==== Listed records ====

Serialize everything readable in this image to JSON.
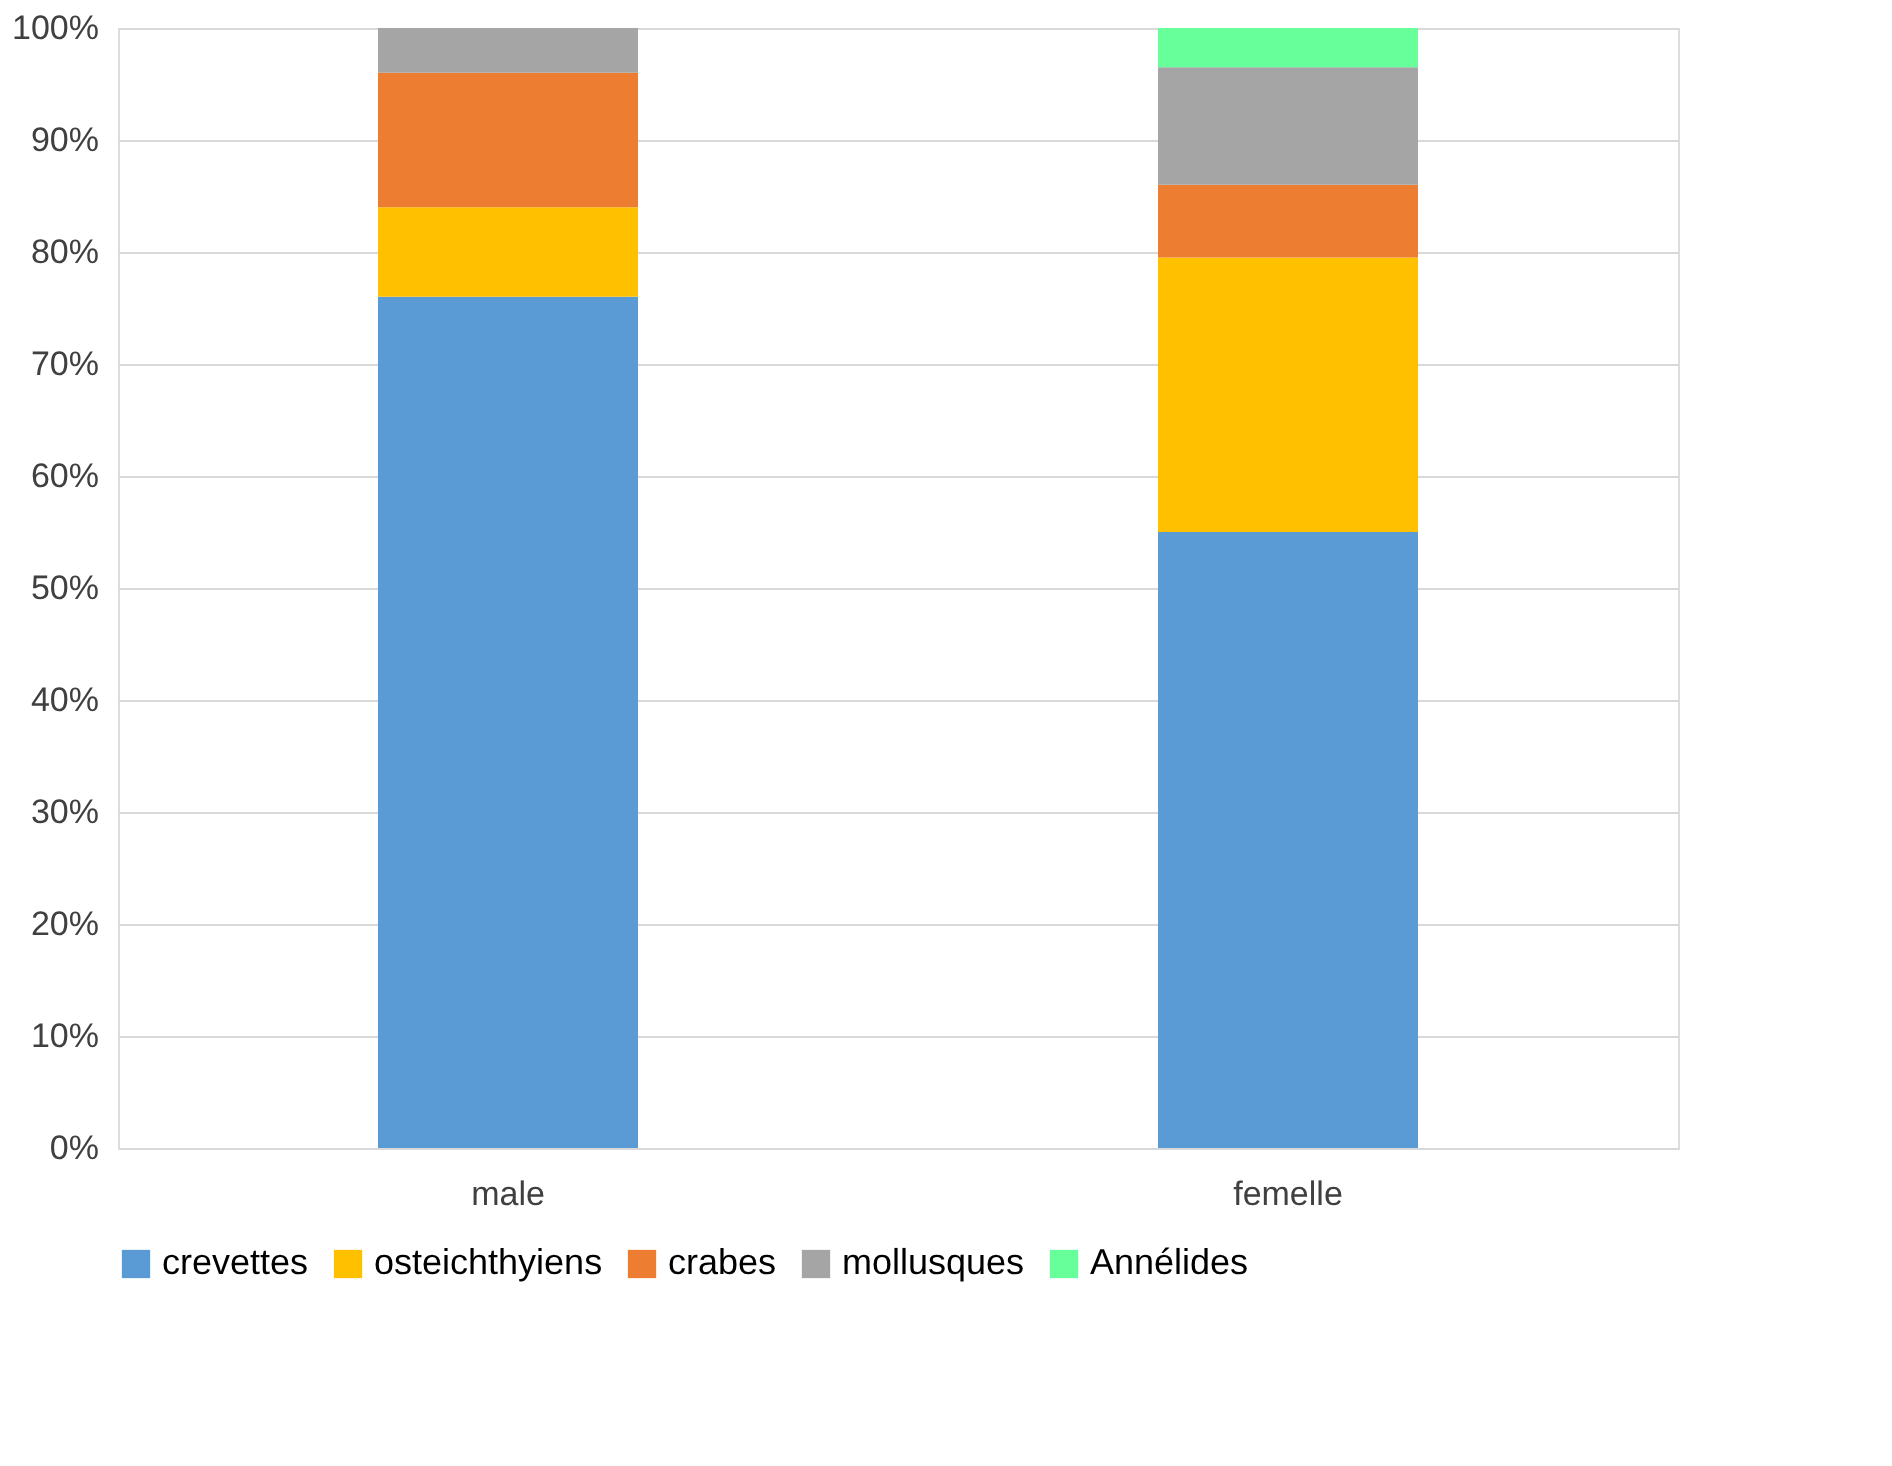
{
  "chart_data": {
    "type": "bar",
    "stacked": true,
    "categories": [
      "male",
      "femelle"
    ],
    "series": [
      {
        "name": "crevettes",
        "color": "#5b9bd5",
        "values": [
          76,
          55
        ]
      },
      {
        "name": "osteichthyiens",
        "color": "#ffc000",
        "values": [
          8,
          24.5
        ]
      },
      {
        "name": "crabes",
        "color": "#ed7d31",
        "values": [
          12,
          6.5
        ]
      },
      {
        "name": "mollusques",
        "color": "#a5a5a5",
        "values": [
          4,
          10.5
        ]
      },
      {
        "name": "Annélides",
        "color": "#66ff99",
        "values": [
          0,
          3.5
        ]
      }
    ],
    "ylim": [
      0,
      100
    ],
    "yticks": [
      {
        "value": 0,
        "label": "0%"
      },
      {
        "value": 10,
        "label": "10%"
      },
      {
        "value": 20,
        "label": "20%"
      },
      {
        "value": 30,
        "label": "30%"
      },
      {
        "value": 40,
        "label": "40%"
      },
      {
        "value": 50,
        "label": "50%"
      },
      {
        "value": 60,
        "label": "60%"
      },
      {
        "value": 70,
        "label": "70%"
      },
      {
        "value": 80,
        "label": "80%"
      },
      {
        "value": 90,
        "label": "90%"
      },
      {
        "value": 100,
        "label": "100%"
      }
    ],
    "grid": "y",
    "legend": "bottom"
  }
}
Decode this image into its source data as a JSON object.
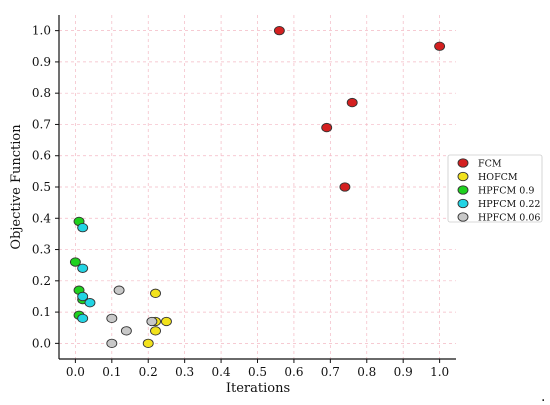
{
  "chart_data": {
    "type": "scatter",
    "title": "",
    "xlabel": "Iterations",
    "ylabel": "Objective Function",
    "xlim": [
      -0.045,
      1.045
    ],
    "ylim": [
      -0.05,
      1.05
    ],
    "x_ticks": [
      "0.0",
      "0.1",
      "0.2",
      "0.3",
      "0.4",
      "0.5",
      "0.6",
      "0.7",
      "0.8",
      "0.9",
      "1.0"
    ],
    "y_ticks": [
      "0.0",
      "0.1",
      "0.2",
      "0.3",
      "0.4",
      "0.5",
      "0.6",
      "0.7",
      "0.8",
      "0.9",
      "1.0"
    ],
    "grid": true,
    "legend_position": "right",
    "series": [
      {
        "name": "FCM",
        "color": "#d42020",
        "x": [
          0.56,
          1.0,
          0.76,
          0.69,
          0.74
        ],
        "y": [
          1.0,
          0.95,
          0.77,
          0.69,
          0.5
        ]
      },
      {
        "name": "HOFCM",
        "color": "#f2e21c",
        "x": [
          0.22,
          0.22,
          0.25,
          0.22,
          0.2
        ],
        "y": [
          0.16,
          0.07,
          0.07,
          0.04,
          0.0
        ]
      },
      {
        "name": "HPFCM 0.9",
        "color": "#1fd11f",
        "x": [
          0.01,
          0.0,
          0.01,
          0.02,
          0.01
        ],
        "y": [
          0.39,
          0.26,
          0.17,
          0.14,
          0.09
        ]
      },
      {
        "name": "HPFCM 0.22",
        "color": "#22d4e4",
        "x": [
          0.02,
          0.02,
          0.02,
          0.04,
          0.02
        ],
        "y": [
          0.37,
          0.24,
          0.15,
          0.13,
          0.08
        ]
      },
      {
        "name": "HPFCM 0.06",
        "color": "#c8c8c8",
        "x": [
          0.12,
          0.1,
          0.21,
          0.14,
          0.1
        ],
        "y": [
          0.17,
          0.08,
          0.07,
          0.04,
          0.0
        ]
      }
    ]
  },
  "trailing_mark": "."
}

====

- Exercise task -
In the records above, tally the lines where the word "name" appears, and give the number and nothing else.

- In response -
10